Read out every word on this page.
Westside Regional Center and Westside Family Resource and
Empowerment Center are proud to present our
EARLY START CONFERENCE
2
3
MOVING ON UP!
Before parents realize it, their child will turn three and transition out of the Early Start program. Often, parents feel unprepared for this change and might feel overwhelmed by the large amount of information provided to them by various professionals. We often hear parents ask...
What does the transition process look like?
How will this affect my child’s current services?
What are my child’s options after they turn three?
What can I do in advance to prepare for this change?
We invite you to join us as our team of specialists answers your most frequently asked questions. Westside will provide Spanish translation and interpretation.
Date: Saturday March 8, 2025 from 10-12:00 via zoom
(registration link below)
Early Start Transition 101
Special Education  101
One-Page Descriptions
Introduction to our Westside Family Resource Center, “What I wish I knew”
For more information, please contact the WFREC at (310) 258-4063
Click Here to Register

--

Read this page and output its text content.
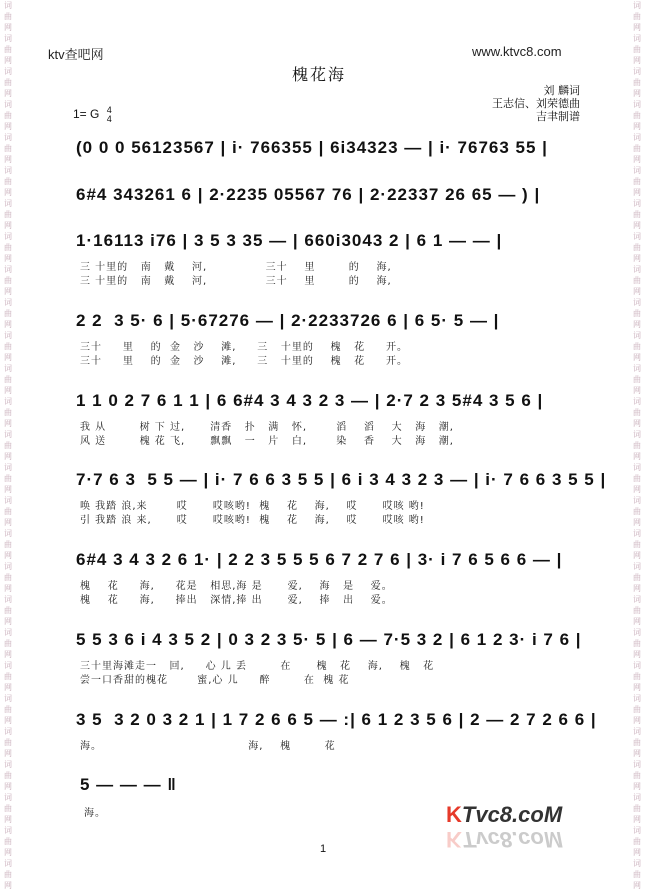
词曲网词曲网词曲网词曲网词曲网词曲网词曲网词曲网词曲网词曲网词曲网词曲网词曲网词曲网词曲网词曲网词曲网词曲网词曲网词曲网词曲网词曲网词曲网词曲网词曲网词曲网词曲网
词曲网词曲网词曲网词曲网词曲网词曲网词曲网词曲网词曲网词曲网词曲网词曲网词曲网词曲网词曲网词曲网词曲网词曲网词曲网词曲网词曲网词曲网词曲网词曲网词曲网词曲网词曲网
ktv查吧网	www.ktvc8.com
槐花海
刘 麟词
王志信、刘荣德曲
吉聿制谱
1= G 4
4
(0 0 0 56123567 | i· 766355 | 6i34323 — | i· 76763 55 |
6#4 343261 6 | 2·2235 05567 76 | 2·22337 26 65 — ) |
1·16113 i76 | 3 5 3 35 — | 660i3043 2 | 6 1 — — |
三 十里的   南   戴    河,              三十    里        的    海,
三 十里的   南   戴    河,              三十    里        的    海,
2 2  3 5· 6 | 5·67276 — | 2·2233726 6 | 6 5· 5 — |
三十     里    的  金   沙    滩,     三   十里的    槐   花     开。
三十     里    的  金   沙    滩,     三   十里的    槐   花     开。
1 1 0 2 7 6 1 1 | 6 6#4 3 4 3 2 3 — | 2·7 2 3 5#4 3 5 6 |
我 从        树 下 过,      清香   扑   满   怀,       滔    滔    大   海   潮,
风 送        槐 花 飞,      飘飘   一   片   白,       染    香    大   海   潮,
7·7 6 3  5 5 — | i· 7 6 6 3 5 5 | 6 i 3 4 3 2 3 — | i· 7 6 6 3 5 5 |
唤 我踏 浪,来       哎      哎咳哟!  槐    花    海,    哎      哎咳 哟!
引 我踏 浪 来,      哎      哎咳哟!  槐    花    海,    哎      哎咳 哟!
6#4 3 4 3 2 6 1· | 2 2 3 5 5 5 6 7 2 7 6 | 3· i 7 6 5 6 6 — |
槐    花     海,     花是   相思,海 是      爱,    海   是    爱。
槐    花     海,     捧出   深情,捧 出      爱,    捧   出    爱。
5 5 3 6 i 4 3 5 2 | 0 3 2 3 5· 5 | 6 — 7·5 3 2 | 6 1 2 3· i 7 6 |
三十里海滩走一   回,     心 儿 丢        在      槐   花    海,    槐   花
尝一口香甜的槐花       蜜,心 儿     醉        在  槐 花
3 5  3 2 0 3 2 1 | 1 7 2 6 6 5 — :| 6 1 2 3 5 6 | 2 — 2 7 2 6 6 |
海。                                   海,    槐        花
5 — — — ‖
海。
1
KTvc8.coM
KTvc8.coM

--

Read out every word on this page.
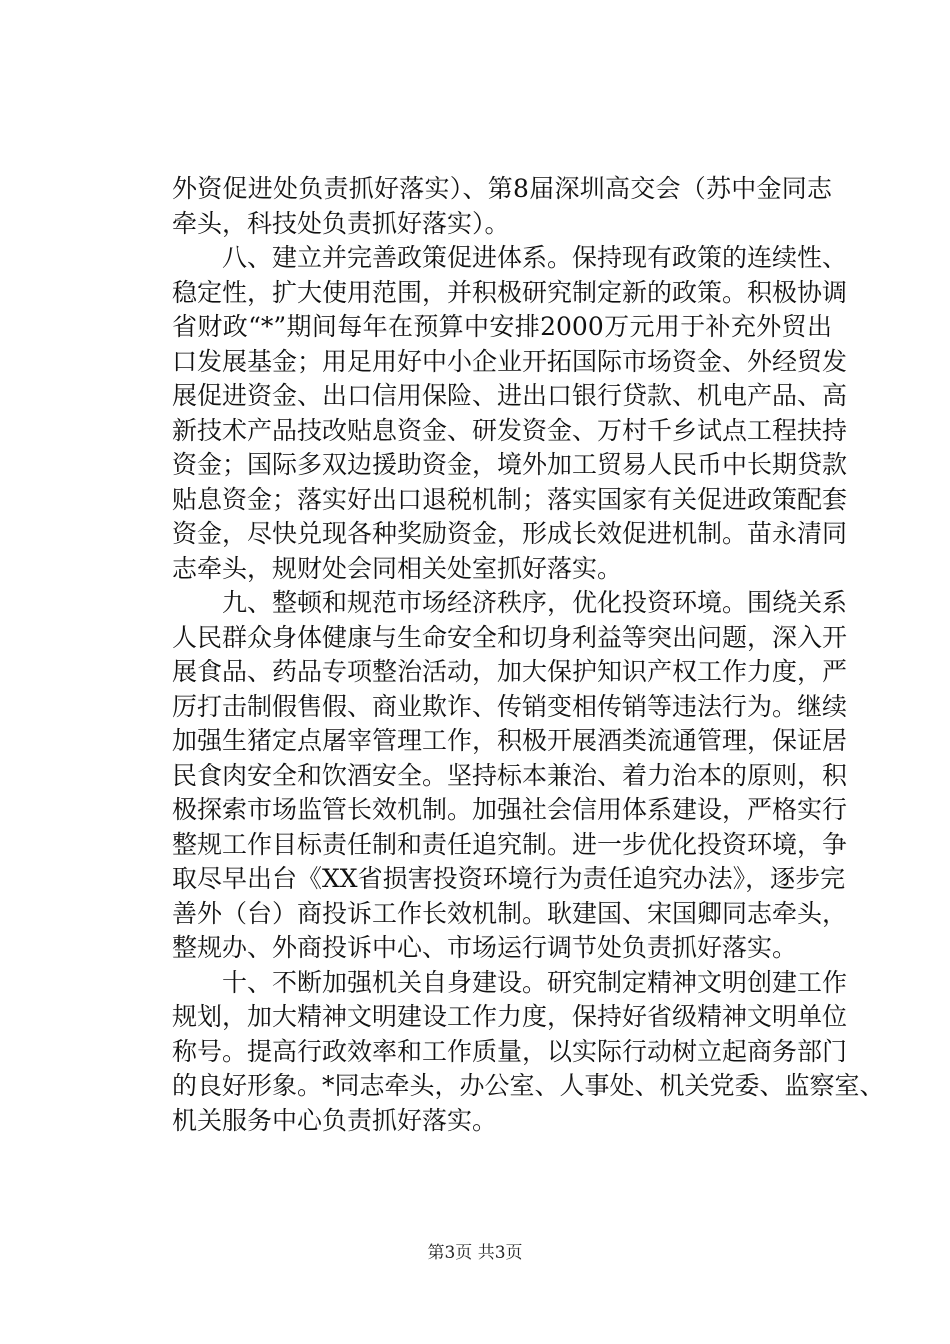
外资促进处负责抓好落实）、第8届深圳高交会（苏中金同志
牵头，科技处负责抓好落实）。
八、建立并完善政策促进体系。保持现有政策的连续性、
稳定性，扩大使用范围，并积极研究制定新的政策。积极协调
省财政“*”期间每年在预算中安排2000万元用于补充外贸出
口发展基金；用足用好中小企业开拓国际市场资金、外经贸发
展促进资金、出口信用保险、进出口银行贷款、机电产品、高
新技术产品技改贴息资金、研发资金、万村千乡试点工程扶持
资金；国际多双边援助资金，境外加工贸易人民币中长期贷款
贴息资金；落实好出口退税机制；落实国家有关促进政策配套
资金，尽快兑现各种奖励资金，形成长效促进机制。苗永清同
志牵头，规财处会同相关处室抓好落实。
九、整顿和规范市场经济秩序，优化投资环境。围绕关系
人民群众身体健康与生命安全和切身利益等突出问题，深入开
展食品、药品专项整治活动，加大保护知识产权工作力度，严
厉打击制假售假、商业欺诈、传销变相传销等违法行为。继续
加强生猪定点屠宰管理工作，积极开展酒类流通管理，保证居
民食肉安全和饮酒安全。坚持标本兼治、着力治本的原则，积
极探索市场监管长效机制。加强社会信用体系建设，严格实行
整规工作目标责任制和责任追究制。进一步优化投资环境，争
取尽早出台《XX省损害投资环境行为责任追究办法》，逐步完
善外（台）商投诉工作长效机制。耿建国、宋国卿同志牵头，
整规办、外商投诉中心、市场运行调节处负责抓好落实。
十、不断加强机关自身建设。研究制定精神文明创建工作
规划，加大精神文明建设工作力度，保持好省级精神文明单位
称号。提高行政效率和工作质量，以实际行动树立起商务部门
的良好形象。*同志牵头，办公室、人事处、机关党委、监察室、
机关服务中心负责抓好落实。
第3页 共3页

• _GIVEN TASK_
Only lines with the word "turn" should be collected from the material.

• _EXERCISE ANSWER_
Before parents realize it, their child will turn three and transition out of the Early Start program. Often, parents feel unprepared for this change and might feel overwhelmed by the large amount of information provided to them by various professionals. We often hear parents ask...
What are my child’s options after they turn three?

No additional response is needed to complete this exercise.